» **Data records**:
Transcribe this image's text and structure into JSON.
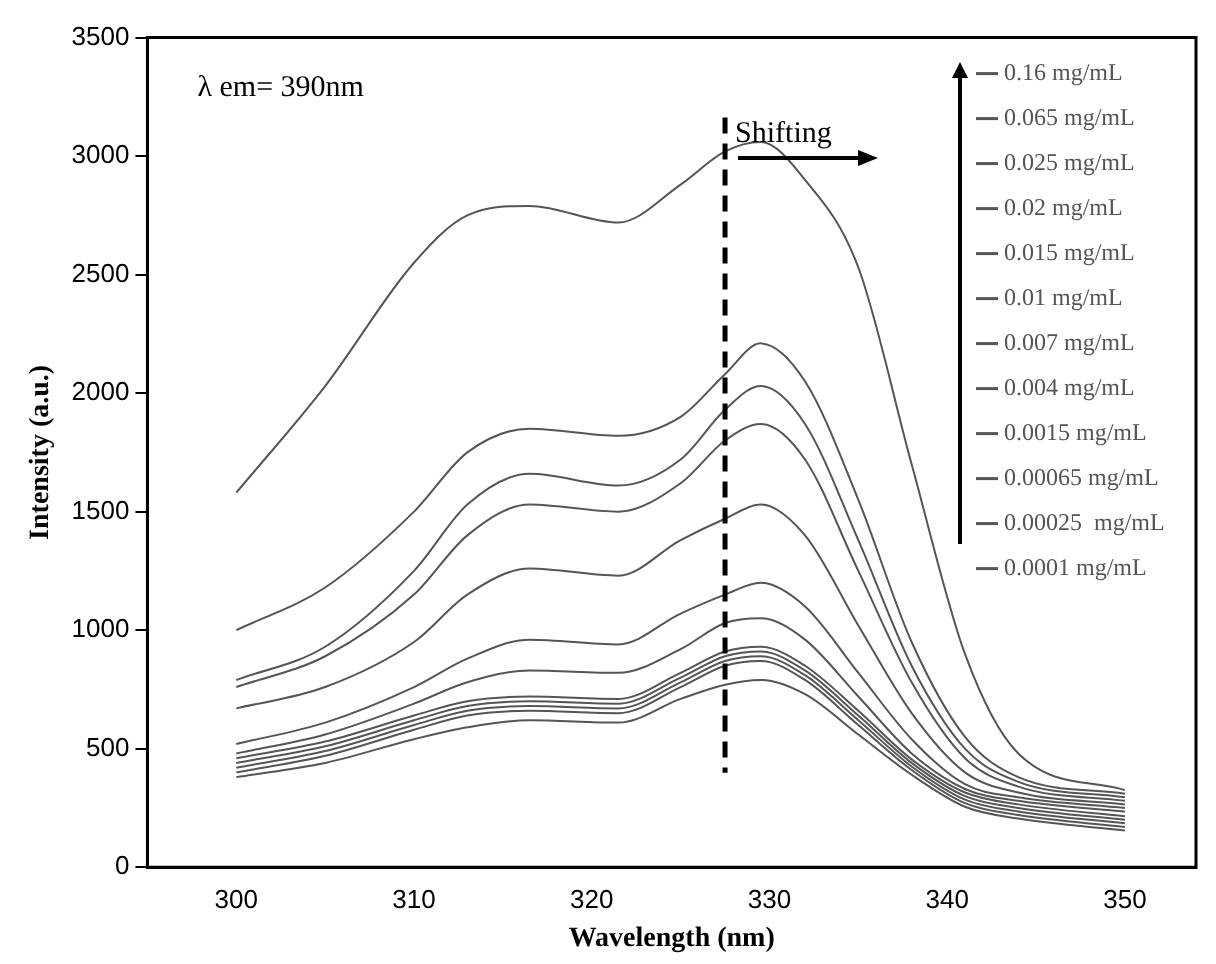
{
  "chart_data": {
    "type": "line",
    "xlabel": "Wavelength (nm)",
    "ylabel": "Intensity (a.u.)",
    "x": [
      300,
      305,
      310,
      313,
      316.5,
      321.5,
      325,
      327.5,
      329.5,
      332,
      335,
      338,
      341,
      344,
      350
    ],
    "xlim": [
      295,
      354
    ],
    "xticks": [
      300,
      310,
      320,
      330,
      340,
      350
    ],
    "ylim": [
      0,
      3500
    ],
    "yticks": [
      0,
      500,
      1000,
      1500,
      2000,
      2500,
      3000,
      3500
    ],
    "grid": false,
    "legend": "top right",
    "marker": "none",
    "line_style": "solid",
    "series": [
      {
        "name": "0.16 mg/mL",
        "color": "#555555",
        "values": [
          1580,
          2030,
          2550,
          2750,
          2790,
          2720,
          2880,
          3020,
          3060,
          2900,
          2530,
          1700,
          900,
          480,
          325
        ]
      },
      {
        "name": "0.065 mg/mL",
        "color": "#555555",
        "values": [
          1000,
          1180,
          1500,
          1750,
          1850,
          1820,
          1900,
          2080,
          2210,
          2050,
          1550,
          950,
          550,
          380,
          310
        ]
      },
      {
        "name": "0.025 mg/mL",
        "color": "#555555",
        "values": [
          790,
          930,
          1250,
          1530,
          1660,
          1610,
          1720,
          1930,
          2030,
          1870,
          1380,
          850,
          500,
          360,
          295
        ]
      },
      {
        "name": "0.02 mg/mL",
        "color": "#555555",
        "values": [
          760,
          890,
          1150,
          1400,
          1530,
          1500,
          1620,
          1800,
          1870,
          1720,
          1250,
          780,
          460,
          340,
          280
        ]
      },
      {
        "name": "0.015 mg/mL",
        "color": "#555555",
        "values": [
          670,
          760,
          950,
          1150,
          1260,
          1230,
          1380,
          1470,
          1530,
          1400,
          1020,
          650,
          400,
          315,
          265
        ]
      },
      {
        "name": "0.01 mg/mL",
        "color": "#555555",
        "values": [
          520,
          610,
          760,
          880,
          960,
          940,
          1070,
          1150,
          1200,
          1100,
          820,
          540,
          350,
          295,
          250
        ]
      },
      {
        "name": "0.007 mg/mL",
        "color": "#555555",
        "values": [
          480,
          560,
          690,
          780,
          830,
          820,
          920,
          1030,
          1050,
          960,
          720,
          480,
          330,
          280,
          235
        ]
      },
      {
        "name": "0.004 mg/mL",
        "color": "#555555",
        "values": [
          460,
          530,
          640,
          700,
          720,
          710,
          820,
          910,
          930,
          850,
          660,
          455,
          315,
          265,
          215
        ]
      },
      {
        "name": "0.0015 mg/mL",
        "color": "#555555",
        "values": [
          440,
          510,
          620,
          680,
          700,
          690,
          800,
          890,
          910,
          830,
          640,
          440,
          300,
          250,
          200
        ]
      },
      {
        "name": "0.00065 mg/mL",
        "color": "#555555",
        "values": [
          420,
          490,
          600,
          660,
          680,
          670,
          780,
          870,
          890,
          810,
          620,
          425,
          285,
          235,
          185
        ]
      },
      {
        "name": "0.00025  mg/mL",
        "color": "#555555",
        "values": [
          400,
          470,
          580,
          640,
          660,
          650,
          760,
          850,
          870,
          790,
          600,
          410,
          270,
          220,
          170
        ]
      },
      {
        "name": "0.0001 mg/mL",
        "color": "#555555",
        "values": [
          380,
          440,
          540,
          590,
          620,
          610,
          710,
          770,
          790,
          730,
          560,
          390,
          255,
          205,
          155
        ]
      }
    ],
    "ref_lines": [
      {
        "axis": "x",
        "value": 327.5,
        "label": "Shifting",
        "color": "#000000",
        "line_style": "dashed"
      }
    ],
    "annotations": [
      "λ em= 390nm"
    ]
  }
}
* * *
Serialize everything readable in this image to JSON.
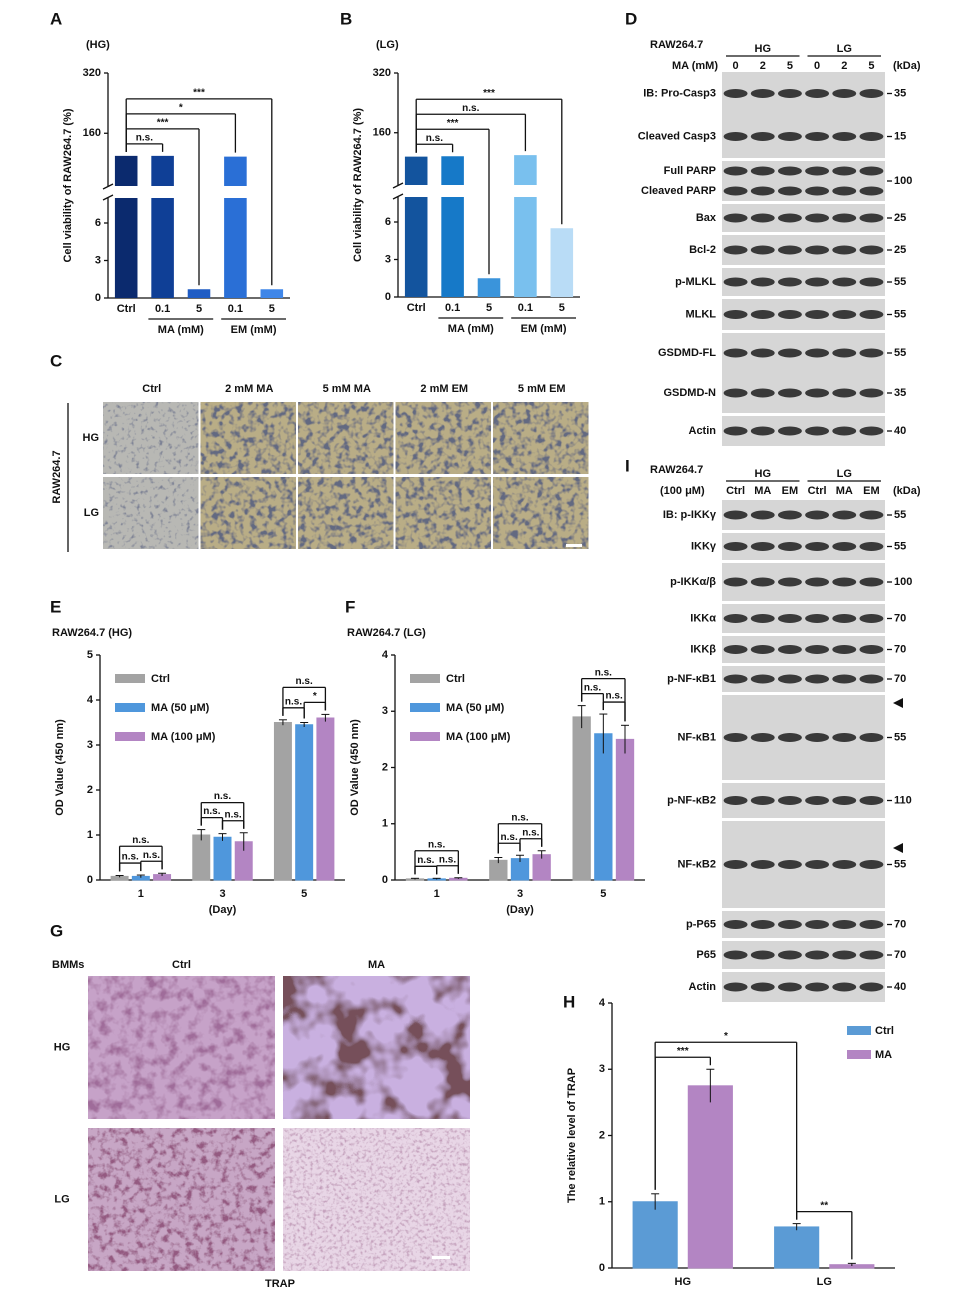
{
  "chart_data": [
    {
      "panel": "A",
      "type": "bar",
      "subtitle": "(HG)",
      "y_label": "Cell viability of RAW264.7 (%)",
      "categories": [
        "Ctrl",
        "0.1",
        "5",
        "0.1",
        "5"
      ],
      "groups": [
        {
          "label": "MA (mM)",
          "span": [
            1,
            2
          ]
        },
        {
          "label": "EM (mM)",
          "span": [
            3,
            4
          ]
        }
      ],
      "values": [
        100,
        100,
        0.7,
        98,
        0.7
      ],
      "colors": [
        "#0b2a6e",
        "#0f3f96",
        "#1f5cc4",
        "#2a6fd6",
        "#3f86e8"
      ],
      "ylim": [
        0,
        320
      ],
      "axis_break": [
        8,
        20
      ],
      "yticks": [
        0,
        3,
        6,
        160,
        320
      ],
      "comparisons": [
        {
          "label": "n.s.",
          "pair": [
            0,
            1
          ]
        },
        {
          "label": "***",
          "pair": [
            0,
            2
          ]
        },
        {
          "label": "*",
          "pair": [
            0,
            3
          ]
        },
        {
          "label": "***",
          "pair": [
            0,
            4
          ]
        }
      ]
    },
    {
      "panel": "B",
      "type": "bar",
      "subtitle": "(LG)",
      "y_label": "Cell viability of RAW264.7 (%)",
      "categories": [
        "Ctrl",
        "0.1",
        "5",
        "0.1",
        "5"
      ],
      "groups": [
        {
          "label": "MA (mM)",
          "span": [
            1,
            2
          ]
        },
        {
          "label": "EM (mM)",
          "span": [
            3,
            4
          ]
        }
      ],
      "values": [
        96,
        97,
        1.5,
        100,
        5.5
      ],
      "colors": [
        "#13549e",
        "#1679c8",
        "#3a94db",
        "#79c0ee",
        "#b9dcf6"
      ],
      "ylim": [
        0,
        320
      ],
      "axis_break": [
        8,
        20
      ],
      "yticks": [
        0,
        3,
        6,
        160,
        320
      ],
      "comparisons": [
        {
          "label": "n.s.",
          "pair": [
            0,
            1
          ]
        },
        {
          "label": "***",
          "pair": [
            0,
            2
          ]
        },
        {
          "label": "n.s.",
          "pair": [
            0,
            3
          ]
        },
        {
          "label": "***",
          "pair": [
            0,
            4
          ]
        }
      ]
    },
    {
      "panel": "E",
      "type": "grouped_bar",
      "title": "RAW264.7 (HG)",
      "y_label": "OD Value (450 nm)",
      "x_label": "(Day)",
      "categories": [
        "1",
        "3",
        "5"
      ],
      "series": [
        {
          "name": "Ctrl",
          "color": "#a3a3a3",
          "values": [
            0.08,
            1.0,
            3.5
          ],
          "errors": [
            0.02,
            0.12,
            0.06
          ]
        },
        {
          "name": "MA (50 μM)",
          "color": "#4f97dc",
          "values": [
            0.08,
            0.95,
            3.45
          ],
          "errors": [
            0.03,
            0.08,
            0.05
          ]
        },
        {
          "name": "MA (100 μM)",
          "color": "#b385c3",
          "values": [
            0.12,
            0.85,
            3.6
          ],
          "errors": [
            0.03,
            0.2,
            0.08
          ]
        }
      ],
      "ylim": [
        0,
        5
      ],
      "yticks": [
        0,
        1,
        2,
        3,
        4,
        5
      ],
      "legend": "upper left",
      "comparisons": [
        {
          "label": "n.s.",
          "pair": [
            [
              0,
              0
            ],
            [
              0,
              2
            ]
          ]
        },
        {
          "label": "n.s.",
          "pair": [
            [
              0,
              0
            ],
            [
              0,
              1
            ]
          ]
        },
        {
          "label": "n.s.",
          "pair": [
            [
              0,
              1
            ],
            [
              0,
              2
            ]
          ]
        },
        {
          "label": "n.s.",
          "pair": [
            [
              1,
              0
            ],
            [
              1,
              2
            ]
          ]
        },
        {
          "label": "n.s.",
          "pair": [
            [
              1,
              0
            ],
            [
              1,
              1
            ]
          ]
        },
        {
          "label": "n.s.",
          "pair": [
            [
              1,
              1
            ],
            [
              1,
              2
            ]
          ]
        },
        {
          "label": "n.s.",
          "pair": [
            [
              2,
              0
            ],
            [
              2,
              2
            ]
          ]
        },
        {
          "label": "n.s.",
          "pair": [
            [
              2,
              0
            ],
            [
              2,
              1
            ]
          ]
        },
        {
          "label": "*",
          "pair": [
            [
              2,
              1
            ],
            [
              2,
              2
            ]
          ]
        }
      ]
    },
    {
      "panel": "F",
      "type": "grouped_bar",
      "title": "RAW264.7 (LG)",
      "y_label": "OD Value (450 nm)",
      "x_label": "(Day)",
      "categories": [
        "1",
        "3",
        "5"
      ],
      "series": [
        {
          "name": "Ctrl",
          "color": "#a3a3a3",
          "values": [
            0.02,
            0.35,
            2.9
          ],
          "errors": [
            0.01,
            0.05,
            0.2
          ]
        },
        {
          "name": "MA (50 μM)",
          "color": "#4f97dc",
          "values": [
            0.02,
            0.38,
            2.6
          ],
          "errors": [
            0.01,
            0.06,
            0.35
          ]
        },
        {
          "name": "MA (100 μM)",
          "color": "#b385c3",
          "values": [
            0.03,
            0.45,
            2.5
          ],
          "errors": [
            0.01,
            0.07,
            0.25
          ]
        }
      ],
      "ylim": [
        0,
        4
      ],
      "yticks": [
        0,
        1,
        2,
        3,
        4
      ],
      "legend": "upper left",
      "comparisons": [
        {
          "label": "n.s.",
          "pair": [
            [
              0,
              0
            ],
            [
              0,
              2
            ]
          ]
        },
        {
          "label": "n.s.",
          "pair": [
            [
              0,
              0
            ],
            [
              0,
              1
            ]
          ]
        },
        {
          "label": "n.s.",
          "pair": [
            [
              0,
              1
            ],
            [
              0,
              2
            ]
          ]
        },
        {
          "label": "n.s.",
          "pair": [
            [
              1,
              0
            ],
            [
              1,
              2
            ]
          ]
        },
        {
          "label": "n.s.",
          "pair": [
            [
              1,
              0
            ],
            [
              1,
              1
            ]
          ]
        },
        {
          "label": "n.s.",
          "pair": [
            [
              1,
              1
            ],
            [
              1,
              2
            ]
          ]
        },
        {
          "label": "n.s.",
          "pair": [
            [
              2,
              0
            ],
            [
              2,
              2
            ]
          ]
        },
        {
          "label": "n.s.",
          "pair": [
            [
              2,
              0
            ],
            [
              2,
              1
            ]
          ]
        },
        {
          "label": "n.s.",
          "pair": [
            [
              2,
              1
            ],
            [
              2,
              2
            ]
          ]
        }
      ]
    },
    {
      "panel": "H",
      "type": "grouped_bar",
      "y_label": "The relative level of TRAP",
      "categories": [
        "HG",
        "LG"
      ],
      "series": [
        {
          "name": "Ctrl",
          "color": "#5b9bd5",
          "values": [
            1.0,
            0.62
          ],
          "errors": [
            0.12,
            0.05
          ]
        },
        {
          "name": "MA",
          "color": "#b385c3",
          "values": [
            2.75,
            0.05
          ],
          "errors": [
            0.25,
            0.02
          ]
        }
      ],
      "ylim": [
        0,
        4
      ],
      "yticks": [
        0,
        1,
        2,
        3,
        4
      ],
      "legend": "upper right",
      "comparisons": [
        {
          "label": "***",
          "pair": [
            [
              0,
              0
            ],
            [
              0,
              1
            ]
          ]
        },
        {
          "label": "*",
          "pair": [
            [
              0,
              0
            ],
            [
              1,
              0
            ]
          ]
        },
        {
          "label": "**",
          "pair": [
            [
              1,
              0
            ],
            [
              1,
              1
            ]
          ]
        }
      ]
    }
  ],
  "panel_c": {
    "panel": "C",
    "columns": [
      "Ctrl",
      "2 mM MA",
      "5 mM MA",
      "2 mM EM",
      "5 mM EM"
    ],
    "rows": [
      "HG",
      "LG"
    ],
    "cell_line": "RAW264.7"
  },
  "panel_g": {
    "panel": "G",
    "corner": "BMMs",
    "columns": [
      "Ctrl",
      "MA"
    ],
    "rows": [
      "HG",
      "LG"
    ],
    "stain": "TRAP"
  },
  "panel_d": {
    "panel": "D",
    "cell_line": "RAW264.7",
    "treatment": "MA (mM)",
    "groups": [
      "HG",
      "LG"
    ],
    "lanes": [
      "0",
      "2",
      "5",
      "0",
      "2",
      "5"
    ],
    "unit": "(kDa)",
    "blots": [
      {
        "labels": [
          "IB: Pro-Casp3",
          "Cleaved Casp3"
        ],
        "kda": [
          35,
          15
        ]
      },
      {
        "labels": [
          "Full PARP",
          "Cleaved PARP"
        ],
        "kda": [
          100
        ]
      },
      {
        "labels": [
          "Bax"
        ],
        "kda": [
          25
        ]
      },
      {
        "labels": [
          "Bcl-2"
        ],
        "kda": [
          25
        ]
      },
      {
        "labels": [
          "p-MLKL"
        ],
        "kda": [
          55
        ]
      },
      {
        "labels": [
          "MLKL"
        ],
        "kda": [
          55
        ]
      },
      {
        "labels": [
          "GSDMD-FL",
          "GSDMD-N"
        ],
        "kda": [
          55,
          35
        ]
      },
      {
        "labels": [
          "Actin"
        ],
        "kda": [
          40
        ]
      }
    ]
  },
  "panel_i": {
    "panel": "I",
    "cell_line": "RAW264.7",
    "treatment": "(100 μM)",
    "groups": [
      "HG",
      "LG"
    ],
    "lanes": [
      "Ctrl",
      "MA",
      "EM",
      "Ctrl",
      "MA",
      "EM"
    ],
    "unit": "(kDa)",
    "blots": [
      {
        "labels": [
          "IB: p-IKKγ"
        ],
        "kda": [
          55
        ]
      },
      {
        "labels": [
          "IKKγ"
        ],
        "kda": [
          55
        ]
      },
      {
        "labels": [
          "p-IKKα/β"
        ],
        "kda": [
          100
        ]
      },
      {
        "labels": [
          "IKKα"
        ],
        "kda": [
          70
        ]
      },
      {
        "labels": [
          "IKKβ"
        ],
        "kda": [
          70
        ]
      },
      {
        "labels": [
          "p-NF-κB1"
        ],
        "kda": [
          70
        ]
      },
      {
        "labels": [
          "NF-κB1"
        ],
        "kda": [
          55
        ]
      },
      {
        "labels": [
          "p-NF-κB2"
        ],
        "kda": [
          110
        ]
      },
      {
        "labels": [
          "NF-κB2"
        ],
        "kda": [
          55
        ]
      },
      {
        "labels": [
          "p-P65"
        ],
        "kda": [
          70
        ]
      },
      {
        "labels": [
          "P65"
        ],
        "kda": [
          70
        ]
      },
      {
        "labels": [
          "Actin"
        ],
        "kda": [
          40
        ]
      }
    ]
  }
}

» **Written problem**: Which lines in the data above contain "JSON"? Show each one.

» **Result for this exercise**:
Transcribe this image's text and structure into JSON.
Serialize everything readable in this image to JSON.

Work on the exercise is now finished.